[PROBLEM TO SOLVE] Return all of the lines below exactly as they are.

[INFORMATION SHOWN]
= = = = =

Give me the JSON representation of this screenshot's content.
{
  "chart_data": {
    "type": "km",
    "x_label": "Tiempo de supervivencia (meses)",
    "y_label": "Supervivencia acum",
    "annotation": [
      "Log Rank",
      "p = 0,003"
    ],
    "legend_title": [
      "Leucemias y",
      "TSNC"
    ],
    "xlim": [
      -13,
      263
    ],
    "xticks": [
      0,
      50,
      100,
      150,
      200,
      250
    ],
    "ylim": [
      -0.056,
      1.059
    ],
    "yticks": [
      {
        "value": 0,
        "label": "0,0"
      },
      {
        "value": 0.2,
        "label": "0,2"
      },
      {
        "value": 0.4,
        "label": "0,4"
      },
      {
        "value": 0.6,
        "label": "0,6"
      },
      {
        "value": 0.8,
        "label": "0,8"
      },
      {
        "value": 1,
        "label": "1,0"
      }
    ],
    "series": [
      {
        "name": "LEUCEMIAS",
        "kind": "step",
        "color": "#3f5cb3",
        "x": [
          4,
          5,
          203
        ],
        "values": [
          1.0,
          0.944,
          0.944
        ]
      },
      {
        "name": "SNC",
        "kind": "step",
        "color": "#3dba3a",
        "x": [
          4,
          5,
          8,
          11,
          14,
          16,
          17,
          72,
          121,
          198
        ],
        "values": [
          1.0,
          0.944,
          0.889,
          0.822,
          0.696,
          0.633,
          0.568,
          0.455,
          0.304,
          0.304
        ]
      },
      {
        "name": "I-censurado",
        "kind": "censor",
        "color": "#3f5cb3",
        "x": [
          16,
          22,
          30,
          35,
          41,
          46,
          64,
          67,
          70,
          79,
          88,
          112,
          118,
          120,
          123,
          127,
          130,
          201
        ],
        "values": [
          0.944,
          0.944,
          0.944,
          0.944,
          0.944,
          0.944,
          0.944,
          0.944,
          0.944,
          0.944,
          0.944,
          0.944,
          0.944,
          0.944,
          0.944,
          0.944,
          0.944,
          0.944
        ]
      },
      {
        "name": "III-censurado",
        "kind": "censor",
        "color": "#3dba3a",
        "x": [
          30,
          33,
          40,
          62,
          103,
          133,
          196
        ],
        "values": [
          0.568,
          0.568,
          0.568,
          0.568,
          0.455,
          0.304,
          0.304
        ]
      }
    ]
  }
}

= = = = =

[ANSWER IN FULL]
Give me the JSON representation of this screenshot's content.
{
  "chart_data": {
    "type": "km",
    "x_label": "Tiempo de supervivencia (meses)",
    "y_label": "Supervivencia acum",
    "annotation": [
      "Log Rank",
      "p = 0,003"
    ],
    "legend_title": [
      "Leucemias y",
      "TSNC"
    ],
    "xlim": [
      -13,
      263
    ],
    "xticks": [
      0,
      50,
      100,
      150,
      200,
      250
    ],
    "ylim": [
      -0.056,
      1.059
    ],
    "yticks": [
      {
        "value": 0,
        "label": "0,0"
      },
      {
        "value": 0.2,
        "label": "0,2"
      },
      {
        "value": 0.4,
        "label": "0,4"
      },
      {
        "value": 0.6,
        "label": "0,6"
      },
      {
        "value": 0.8,
        "label": "0,8"
      },
      {
        "value": 1,
        "label": "1,0"
      }
    ],
    "series": [
      {
        "name": "LEUCEMIAS",
        "kind": "step",
        "color": "#3f5cb3",
        "x": [
          4,
          5,
          203
        ],
        "values": [
          1.0,
          0.944,
          0.944
        ]
      },
      {
        "name": "SNC",
        "kind": "step",
        "color": "#3dba3a",
        "x": [
          4,
          5,
          8,
          11,
          14,
          16,
          17,
          72,
          121,
          198
        ],
        "values": [
          1.0,
          0.944,
          0.889,
          0.822,
          0.696,
          0.633,
          0.568,
          0.455,
          0.304,
          0.304
        ]
      },
      {
        "name": "I-censurado",
        "kind": "censor",
        "color": "#3f5cb3",
        "x": [
          16,
          22,
          30,
          35,
          41,
          46,
          64,
          67,
          70,
          79,
          88,
          112,
          118,
          120,
          123,
          127,
          130,
          201
        ],
        "values": [
          0.944,
          0.944,
          0.944,
          0.944,
          0.944,
          0.944,
          0.944,
          0.944,
          0.944,
          0.944,
          0.944,
          0.944,
          0.944,
          0.944,
          0.944,
          0.944,
          0.944,
          0.944
        ]
      },
      {
        "name": "III-censurado",
        "kind": "censor",
        "color": "#3dba3a",
        "x": [
          30,
          33,
          40,
          62,
          103,
          133,
          196
        ],
        "values": [
          0.568,
          0.568,
          0.568,
          0.568,
          0.455,
          0.304,
          0.304
        ]
      }
    ]
  }
}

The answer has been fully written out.